---------- PROVIDED RECORDS

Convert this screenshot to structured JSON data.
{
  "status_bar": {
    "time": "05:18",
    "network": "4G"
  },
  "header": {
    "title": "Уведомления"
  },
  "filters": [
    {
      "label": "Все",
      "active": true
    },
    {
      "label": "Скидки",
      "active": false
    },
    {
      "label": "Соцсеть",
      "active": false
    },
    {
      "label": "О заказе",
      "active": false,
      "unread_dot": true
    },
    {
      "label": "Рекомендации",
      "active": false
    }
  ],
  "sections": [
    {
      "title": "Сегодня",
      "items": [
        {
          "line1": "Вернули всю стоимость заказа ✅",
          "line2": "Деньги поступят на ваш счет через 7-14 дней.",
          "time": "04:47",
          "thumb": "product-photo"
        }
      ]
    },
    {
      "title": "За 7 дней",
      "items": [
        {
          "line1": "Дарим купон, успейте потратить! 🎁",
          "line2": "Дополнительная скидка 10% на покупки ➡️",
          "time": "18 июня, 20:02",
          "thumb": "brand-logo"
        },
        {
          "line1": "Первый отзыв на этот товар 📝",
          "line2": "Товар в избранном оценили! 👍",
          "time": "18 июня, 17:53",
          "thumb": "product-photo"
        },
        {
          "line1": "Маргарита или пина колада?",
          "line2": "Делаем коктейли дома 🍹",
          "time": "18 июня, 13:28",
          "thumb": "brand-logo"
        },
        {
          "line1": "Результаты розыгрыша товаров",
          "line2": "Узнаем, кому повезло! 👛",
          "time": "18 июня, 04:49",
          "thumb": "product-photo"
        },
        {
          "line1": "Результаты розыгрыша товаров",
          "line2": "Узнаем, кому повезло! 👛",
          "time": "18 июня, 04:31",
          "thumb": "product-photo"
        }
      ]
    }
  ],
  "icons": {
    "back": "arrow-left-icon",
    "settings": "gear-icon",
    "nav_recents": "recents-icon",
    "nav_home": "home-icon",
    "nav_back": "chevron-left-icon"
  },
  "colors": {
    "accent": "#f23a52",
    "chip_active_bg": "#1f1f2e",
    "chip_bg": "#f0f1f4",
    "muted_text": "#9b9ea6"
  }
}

--------------------

◆ TASK PROMPT
Copy out the whole listing exactly; please set it all down.

◆ THE COMPLETED TASK
Convert this screenshot to structured JSON data.
{
  "status_bar": {
    "time": "05:18",
    "network": "4G"
  },
  "header": {
    "title": "Уведомления"
  },
  "filters": [
    {
      "label": "Все",
      "active": true
    },
    {
      "label": "Скидки",
      "active": false
    },
    {
      "label": "Соцсеть",
      "active": false
    },
    {
      "label": "О заказе",
      "active": false,
      "unread_dot": true
    },
    {
      "label": "Рекомендации",
      "active": false
    }
  ],
  "sections": [
    {
      "title": "Сегодня",
      "items": [
        {
          "line1": "Вернули всю стоимость заказа ✅",
          "line2": "Деньги поступят на ваш счет через 7-14 дней.",
          "time": "04:47",
          "thumb": "product-photo"
        }
      ]
    },
    {
      "title": "За 7 дней",
      "items": [
        {
          "line1": "Дарим купон, успейте потратить! 🎁",
          "line2": "Дополнительная скидка 10% на покупки ➡️",
          "time": "18 июня, 20:02",
          "thumb": "brand-logo"
        },
        {
          "line1": "Первый отзыв на этот товар 📝",
          "line2": "Товар в избранном оценили! 👍",
          "time": "18 июня, 17:53",
          "thumb": "product-photo"
        },
        {
          "line1": "Маргарита или пина колада?",
          "line2": "Делаем коктейли дома 🍹",
          "time": "18 июня, 13:28",
          "thumb": "brand-logo"
        },
        {
          "line1": "Результаты розыгрыша товаров",
          "line2": "Узнаем, кому повезло! 👛",
          "time": "18 июня, 04:49",
          "thumb": "product-photo"
        },
        {
          "line1": "Результаты розыгрыша товаров",
          "line2": "Узнаем, кому повезло! 👛",
          "time": "18 июня, 04:31",
          "thumb": "product-photo"
        }
      ]
    }
  ],
  "icons": {
    "back": "arrow-left-icon",
    "settings": "gear-icon",
    "nav_recents": "recents-icon",
    "nav_home": "home-icon",
    "nav_back": "chevron-left-icon"
  },
  "colors": {
    "accent": "#f23a52",
    "chip_active_bg": "#1f1f2e",
    "chip_bg": "#f0f1f4",
    "muted_text": "#9b9ea6"
  }
}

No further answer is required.